Dataset records
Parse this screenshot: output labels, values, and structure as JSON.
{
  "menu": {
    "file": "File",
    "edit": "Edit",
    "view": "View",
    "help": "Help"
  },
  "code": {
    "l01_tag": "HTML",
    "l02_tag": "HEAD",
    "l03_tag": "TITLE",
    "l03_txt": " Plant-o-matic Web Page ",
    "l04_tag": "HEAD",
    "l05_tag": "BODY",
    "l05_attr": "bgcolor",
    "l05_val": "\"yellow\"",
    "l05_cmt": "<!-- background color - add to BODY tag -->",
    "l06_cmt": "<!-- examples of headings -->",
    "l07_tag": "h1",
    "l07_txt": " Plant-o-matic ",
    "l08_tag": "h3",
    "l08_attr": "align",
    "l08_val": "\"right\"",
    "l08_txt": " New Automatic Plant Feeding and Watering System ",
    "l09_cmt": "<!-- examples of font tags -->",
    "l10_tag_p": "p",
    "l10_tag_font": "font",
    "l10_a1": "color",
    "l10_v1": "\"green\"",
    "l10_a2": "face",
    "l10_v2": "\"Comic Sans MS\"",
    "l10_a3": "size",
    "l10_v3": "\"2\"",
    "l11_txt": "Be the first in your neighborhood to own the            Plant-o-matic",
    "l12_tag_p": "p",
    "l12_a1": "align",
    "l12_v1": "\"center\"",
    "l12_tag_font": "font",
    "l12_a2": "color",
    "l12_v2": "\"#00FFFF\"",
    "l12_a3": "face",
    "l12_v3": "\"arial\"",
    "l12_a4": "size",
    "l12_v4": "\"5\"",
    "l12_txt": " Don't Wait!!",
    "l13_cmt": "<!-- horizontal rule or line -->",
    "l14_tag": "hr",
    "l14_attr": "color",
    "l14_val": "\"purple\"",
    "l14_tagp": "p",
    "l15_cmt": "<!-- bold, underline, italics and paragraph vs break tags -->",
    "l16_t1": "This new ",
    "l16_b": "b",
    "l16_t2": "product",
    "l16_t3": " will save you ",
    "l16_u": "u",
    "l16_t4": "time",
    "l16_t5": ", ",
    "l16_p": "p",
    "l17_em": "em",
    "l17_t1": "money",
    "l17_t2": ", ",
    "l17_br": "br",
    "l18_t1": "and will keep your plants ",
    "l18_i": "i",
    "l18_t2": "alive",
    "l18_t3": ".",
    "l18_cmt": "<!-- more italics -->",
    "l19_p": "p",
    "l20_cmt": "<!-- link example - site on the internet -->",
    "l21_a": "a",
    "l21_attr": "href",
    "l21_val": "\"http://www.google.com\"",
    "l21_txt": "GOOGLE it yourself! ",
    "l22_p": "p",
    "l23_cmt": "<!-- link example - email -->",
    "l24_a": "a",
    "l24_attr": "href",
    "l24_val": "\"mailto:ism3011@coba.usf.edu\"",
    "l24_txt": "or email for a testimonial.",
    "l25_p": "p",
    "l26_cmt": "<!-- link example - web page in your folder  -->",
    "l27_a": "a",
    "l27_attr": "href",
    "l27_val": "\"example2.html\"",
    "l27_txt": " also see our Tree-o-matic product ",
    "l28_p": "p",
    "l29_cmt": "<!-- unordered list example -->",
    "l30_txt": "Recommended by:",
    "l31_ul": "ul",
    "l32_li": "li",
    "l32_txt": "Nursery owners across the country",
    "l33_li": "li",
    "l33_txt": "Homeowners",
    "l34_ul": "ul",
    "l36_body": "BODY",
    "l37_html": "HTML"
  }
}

● **Challenge**: Give all the records again. Match them exactly.

● **Answer to the exercise**:
Parse this screenshot: output labels, values, and structure as JSON.
{
  "menu": {
    "file": "File",
    "edit": "Edit",
    "view": "View",
    "help": "Help"
  },
  "code": {
    "l01_tag": "HTML",
    "l02_tag": "HEAD",
    "l03_tag": "TITLE",
    "l03_txt": " Plant-o-matic Web Page ",
    "l04_tag": "HEAD",
    "l05_tag": "BODY",
    "l05_attr": "bgcolor",
    "l05_val": "\"yellow\"",
    "l05_cmt": "<!-- background color - add to BODY tag -->",
    "l06_cmt": "<!-- examples of headings -->",
    "l07_tag": "h1",
    "l07_txt": " Plant-o-matic ",
    "l08_tag": "h3",
    "l08_attr": "align",
    "l08_val": "\"right\"",
    "l08_txt": " New Automatic Plant Feeding and Watering System ",
    "l09_cmt": "<!-- examples of font tags -->",
    "l10_tag_p": "p",
    "l10_tag_font": "font",
    "l10_a1": "color",
    "l10_v1": "\"green\"",
    "l10_a2": "face",
    "l10_v2": "\"Comic Sans MS\"",
    "l10_a3": "size",
    "l10_v3": "\"2\"",
    "l11_txt": "Be the first in your neighborhood to own the            Plant-o-matic",
    "l12_tag_p": "p",
    "l12_a1": "align",
    "l12_v1": "\"center\"",
    "l12_tag_font": "font",
    "l12_a2": "color",
    "l12_v2": "\"#00FFFF\"",
    "l12_a3": "face",
    "l12_v3": "\"arial\"",
    "l12_a4": "size",
    "l12_v4": "\"5\"",
    "l12_txt": " Don't Wait!!",
    "l13_cmt": "<!-- horizontal rule or line -->",
    "l14_tag": "hr",
    "l14_attr": "color",
    "l14_val": "\"purple\"",
    "l14_tagp": "p",
    "l15_cmt": "<!-- bold, underline, italics and paragraph vs break tags -->",
    "l16_t1": "This new ",
    "l16_b": "b",
    "l16_t2": "product",
    "l16_t3": " will save you ",
    "l16_u": "u",
    "l16_t4": "time",
    "l16_t5": ", ",
    "l16_p": "p",
    "l17_em": "em",
    "l17_t1": "money",
    "l17_t2": ", ",
    "l17_br": "br",
    "l18_t1": "and will keep your plants ",
    "l18_i": "i",
    "l18_t2": "alive",
    "l18_t3": ".",
    "l18_cmt": "<!-- more italics -->",
    "l19_p": "p",
    "l20_cmt": "<!-- link example - site on the internet -->",
    "l21_a": "a",
    "l21_attr": "href",
    "l21_val": "\"http://www.google.com\"",
    "l21_txt": "GOOGLE it yourself! ",
    "l22_p": "p",
    "l23_cmt": "<!-- link example - email -->",
    "l24_a": "a",
    "l24_attr": "href",
    "l24_val": "\"mailto:ism3011@coba.usf.edu\"",
    "l24_txt": "or email for a testimonial.",
    "l25_p": "p",
    "l26_cmt": "<!-- link example - web page in your folder  -->",
    "l27_a": "a",
    "l27_attr": "href",
    "l27_val": "\"example2.html\"",
    "l27_txt": " also see our Tree-o-matic product ",
    "l28_p": "p",
    "l29_cmt": "<!-- unordered list example -->",
    "l30_txt": "Recommended by:",
    "l31_ul": "ul",
    "l32_li": "li",
    "l32_txt": "Nursery owners across the country",
    "l33_li": "li",
    "l33_txt": "Homeowners",
    "l34_ul": "ul",
    "l36_body": "BODY",
    "l37_html": "HTML"
  }
}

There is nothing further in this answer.